Rows from a figure dataset
==============================
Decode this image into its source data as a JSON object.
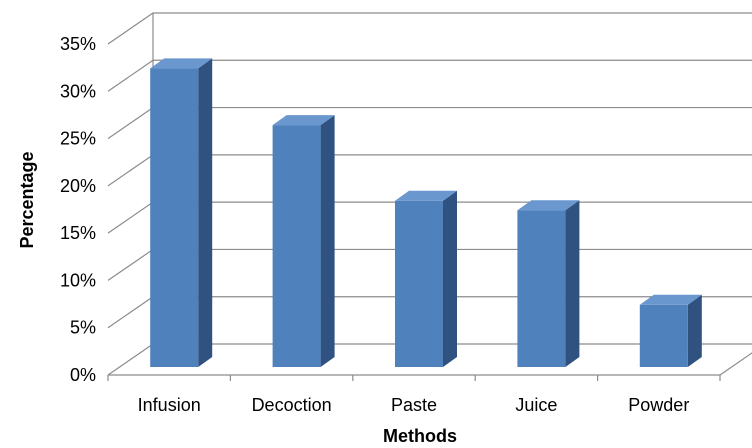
{
  "chart_data": {
    "type": "bar",
    "categories": [
      "Infusion",
      "Decoction",
      "Paste",
      "Juice",
      "Powder"
    ],
    "values": [
      32,
      26,
      18,
      17,
      7
    ],
    "xlabel": "Methods",
    "ylabel": "Percentage",
    "ylim": [
      0,
      35
    ],
    "yticks": [
      "0%",
      "5%",
      "10%",
      "15%",
      "20%",
      "25%",
      "30%",
      "35%"
    ],
    "grid": true,
    "style": "3d-column",
    "colors": {
      "bar_front": "#4f81bd",
      "bar_side": "#2f5280",
      "bar_top": "#6b97cf",
      "grid": "#8c8c8c"
    }
  }
}
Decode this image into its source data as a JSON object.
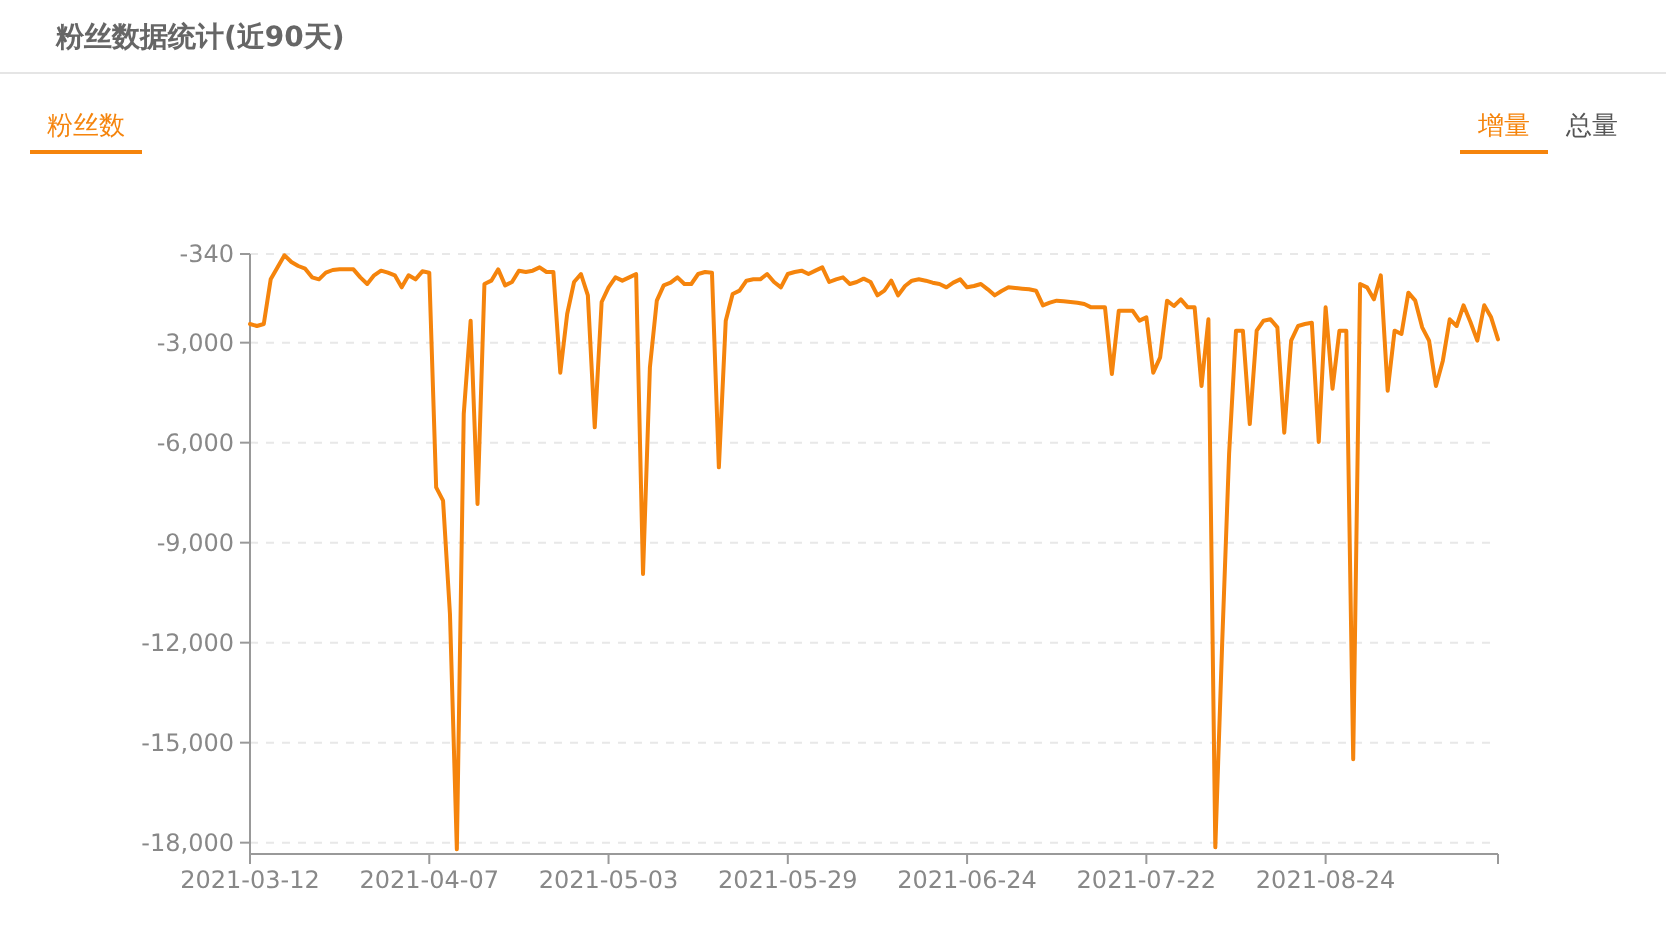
{
  "chart_data": {
    "type": "line",
    "title": "粉丝数据统计(近90天)",
    "annotations": [
      "粉丝数",
      "增量",
      "总量"
    ],
    "categories": [
      "2021-03-12",
      null,
      null,
      null,
      null,
      null,
      null,
      null,
      null,
      null,
      null,
      null,
      null,
      null,
      null,
      null,
      null,
      null,
      null,
      null,
      null,
      null,
      null,
      null,
      null,
      null,
      "2021-04-07",
      null,
      null,
      null,
      null,
      null,
      null,
      null,
      null,
      null,
      null,
      null,
      null,
      null,
      null,
      null,
      null,
      null,
      null,
      null,
      null,
      null,
      null,
      null,
      null,
      null,
      "2021-05-03",
      null,
      null,
      null,
      null,
      null,
      null,
      null,
      null,
      null,
      null,
      null,
      null,
      null,
      null,
      null,
      null,
      null,
      null,
      null,
      null,
      null,
      null,
      null,
      null,
      null,
      "2021-05-29",
      null,
      null,
      null,
      null,
      null,
      null,
      null,
      null,
      null,
      null,
      null,
      null,
      null,
      null,
      null,
      null,
      null,
      null,
      null,
      null,
      null,
      null,
      null,
      null,
      null,
      "2021-06-24",
      null,
      null,
      null,
      null,
      null,
      null,
      null,
      null,
      null,
      null,
      null,
      null,
      null,
      null,
      null,
      null,
      null,
      null,
      null,
      null,
      null,
      null,
      null,
      null,
      null,
      "2021-07-22",
      null,
      null,
      null,
      null,
      null,
      null,
      null,
      null,
      null,
      null,
      null,
      null,
      null,
      null,
      null,
      null,
      null,
      null,
      null,
      null,
      null,
      null,
      null,
      null,
      null,
      "2021-08-24",
      null,
      null,
      null,
      null,
      null,
      null,
      null,
      null,
      null,
      null,
      null,
      null,
      null,
      null,
      null,
      null,
      null,
      null,
      null,
      null,
      null,
      null,
      null,
      null,
      null
    ],
    "series": [
      {
        "color": "#f5840c",
        "values": [
          -2440,
          -2500,
          -2440,
          -1100,
          -740,
          -380,
          -580,
          -700,
          -780,
          -1040,
          -1100,
          -900,
          -820,
          -800,
          -800,
          -800,
          -1040,
          -1240,
          -980,
          -840,
          -900,
          -980,
          -1340,
          -980,
          -1100,
          -860,
          -900,
          -7340,
          -7740,
          -11140,
          -18200,
          -5140,
          -2340,
          -7840,
          -1240,
          -1140,
          -800,
          -1280,
          -1180,
          -840,
          -880,
          -840,
          -740,
          -880,
          -880,
          -3900,
          -2140,
          -1180,
          -940,
          -1580,
          -5540,
          -1780,
          -1340,
          -1040,
          -1140,
          -1040,
          -940,
          -9940,
          -3740,
          -1740,
          -1280,
          -1200,
          -1040,
          -1240,
          -1240,
          -940,
          -880,
          -900,
          -6740,
          -2340,
          -1540,
          -1440,
          -1140,
          -1100,
          -1100,
          -940,
          -1180,
          -1340,
          -940,
          -880,
          -840,
          -940,
          -840,
          -740,
          -1180,
          -1100,
          -1040,
          -1240,
          -1180,
          -1080,
          -1180,
          -1580,
          -1440,
          -1140,
          -1580,
          -1300,
          -1140,
          -1100,
          -1140,
          -1200,
          -1240,
          -1340,
          -1200,
          -1100,
          -1340,
          -1300,
          -1240,
          -1400,
          -1580,
          -1450,
          -1340,
          -1360,
          -1380,
          -1400,
          -1440,
          -1880,
          -1800,
          -1740,
          -1760,
          -1780,
          -1800,
          -1840,
          -1940,
          -1940,
          -1940,
          -3940,
          -2040,
          -2040,
          -2040,
          -2340,
          -2240,
          -3900,
          -3440,
          -1740,
          -1900,
          -1700,
          -1940,
          -1940,
          -4300,
          -2300,
          -18140,
          -12000,
          -6340,
          -2640,
          -2640,
          -5440,
          -2640,
          -2340,
          -2300,
          -2540,
          -5700,
          -2940,
          -2500,
          -2440,
          -2400,
          -5980,
          -1940,
          -4380,
          -2640,
          -2640,
          -15500,
          -1240,
          -1340,
          -1700,
          -980,
          -4440,
          -2640,
          -2740,
          -1500,
          -1740,
          -2540,
          -2940,
          -4300,
          -3540,
          -2300,
          -2500,
          -1880,
          -2380,
          -2940,
          -1880,
          -2240,
          -2900
        ]
      }
    ],
    "ylim": [
      -18340,
      -340
    ],
    "yticks": [
      -340,
      {
        "value": -3000,
        "label": "-3,000"
      },
      {
        "value": -6000,
        "label": "-6,000"
      },
      {
        "value": -9000,
        "label": "-9,000"
      },
      {
        "value": -12000,
        "label": "-12,000"
      },
      {
        "value": -15000,
        "label": "-15,000"
      },
      {
        "value": -18000,
        "label": "-18,000"
      }
    ],
    "grid": "y",
    "marker": "none",
    "line_style": "solid"
  }
}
==============================
Leave out the pictures and transcribe the entries above exactly.

Decode this image into its source data as a JSON object.
{
  "chart_data": {
    "type": "bar",
    "categories": [
      "Infusion",
      "Decoction",
      "Paste",
      "Juice",
      "Powder"
    ],
    "values": [
      32,
      26,
      18,
      17,
      7
    ],
    "xlabel": "Methods",
    "ylabel": "Percentage",
    "ylim": [
      0,
      35
    ],
    "yticks": [
      "0%",
      "5%",
      "10%",
      "15%",
      "20%",
      "25%",
      "30%",
      "35%"
    ],
    "grid": true,
    "style": "3d-column",
    "colors": {
      "bar_front": "#4f81bd",
      "bar_side": "#2f5280",
      "bar_top": "#6b97cf",
      "grid": "#8c8c8c"
    }
  }
}
Decode this image into its source data as a JSON object.
{
  "chart_data": {
    "type": "line",
    "title": "粉丝数据统计(近90天)",
    "annotations": [
      "粉丝数",
      "增量",
      "总量"
    ],
    "categories": [
      "2021-03-12",
      null,
      null,
      null,
      null,
      null,
      null,
      null,
      null,
      null,
      null,
      null,
      null,
      null,
      null,
      null,
      null,
      null,
      null,
      null,
      null,
      null,
      null,
      null,
      null,
      null,
      "2021-04-07",
      null,
      null,
      null,
      null,
      null,
      null,
      null,
      null,
      null,
      null,
      null,
      null,
      null,
      null,
      null,
      null,
      null,
      null,
      null,
      null,
      null,
      null,
      null,
      null,
      null,
      "2021-05-03",
      null,
      null,
      null,
      null,
      null,
      null,
      null,
      null,
      null,
      null,
      null,
      null,
      null,
      null,
      null,
      null,
      null,
      null,
      null,
      null,
      null,
      null,
      null,
      null,
      null,
      "2021-05-29",
      null,
      null,
      null,
      null,
      null,
      null,
      null,
      null,
      null,
      null,
      null,
      null,
      null,
      null,
      null,
      null,
      null,
      null,
      null,
      null,
      null,
      null,
      null,
      null,
      null,
      "2021-06-24",
      null,
      null,
      null,
      null,
      null,
      null,
      null,
      null,
      null,
      null,
      null,
      null,
      null,
      null,
      null,
      null,
      null,
      null,
      null,
      null,
      null,
      null,
      null,
      null,
      null,
      "2021-07-22",
      null,
      null,
      null,
      null,
      null,
      null,
      null,
      null,
      null,
      null,
      null,
      null,
      null,
      null,
      null,
      null,
      null,
      null,
      null,
      null,
      null,
      null,
      null,
      null,
      null,
      "2021-08-24",
      null,
      null,
      null,
      null,
      null,
      null,
      null,
      null,
      null,
      null,
      null,
      null,
      null,
      null,
      null,
      null,
      null,
      null,
      null,
      null,
      null,
      null,
      null,
      null,
      null
    ],
    "series": [
      {
        "color": "#f5840c",
        "values": [
          -2440,
          -2500,
          -2440,
          -1100,
          -740,
          -380,
          -580,
          -700,
          -780,
          -1040,
          -1100,
          -900,
          -820,
          -800,
          -800,
          -800,
          -1040,
          -1240,
          -980,
          -840,
          -900,
          -980,
          -1340,
          -980,
          -1100,
          -860,
          -900,
          -7340,
          -7740,
          -11140,
          -18200,
          -5140,
          -2340,
          -7840,
          -1240,
          -1140,
          -800,
          -1280,
          -1180,
          -840,
          -880,
          -840,
          -740,
          -880,
          -880,
          -3900,
          -2140,
          -1180,
          -940,
          -1580,
          -5540,
          -1780,
          -1340,
          -1040,
          -1140,
          -1040,
          -940,
          -9940,
          -3740,
          -1740,
          -1280,
          -1200,
          -1040,
          -1240,
          -1240,
          -940,
          -880,
          -900,
          -6740,
          -2340,
          -1540,
          -1440,
          -1140,
          -1100,
          -1100,
          -940,
          -1180,
          -1340,
          -940,
          -880,
          -840,
          -940,
          -840,
          -740,
          -1180,
          -1100,
          -1040,
          -1240,
          -1180,
          -1080,
          -1180,
          -1580,
          -1440,
          -1140,
          -1580,
          -1300,
          -1140,
          -1100,
          -1140,
          -1200,
          -1240,
          -1340,
          -1200,
          -1100,
          -1340,
          -1300,
          -1240,
          -1400,
          -1580,
          -1450,
          -1340,
          -1360,
          -1380,
          -1400,
          -1440,
          -1880,
          -1800,
          -1740,
          -1760,
          -1780,
          -1800,
          -1840,
          -1940,
          -1940,
          -1940,
          -3940,
          -2040,
          -2040,
          -2040,
          -2340,
          -2240,
          -3900,
          -3440,
          -1740,
          -1900,
          -1700,
          -1940,
          -1940,
          -4300,
          -2300,
          -18140,
          -12000,
          -6340,
          -2640,
          -2640,
          -5440,
          -2640,
          -2340,
          -2300,
          -2540,
          -5700,
          -2940,
          -2500,
          -2440,
          -2400,
          -5980,
          -1940,
          -4380,
          -2640,
          -2640,
          -15500,
          -1240,
          -1340,
          -1700,
          -980,
          -4440,
          -2640,
          -2740,
          -1500,
          -1740,
          -2540,
          -2940,
          -4300,
          -3540,
          -2300,
          -2500,
          -1880,
          -2380,
          -2940,
          -1880,
          -2240,
          -2900
        ]
      }
    ],
    "ylim": [
      -18340,
      -340
    ],
    "yticks": [
      -340,
      {
        "value": -3000,
        "label": "-3,000"
      },
      {
        "value": -6000,
        "label": "-6,000"
      },
      {
        "value": -9000,
        "label": "-9,000"
      },
      {
        "value": -12000,
        "label": "-12,000"
      },
      {
        "value": -15000,
        "label": "-15,000"
      },
      {
        "value": -18000,
        "label": "-18,000"
      }
    ],
    "grid": "y",
    "marker": "none",
    "line_style": "solid"
  }
}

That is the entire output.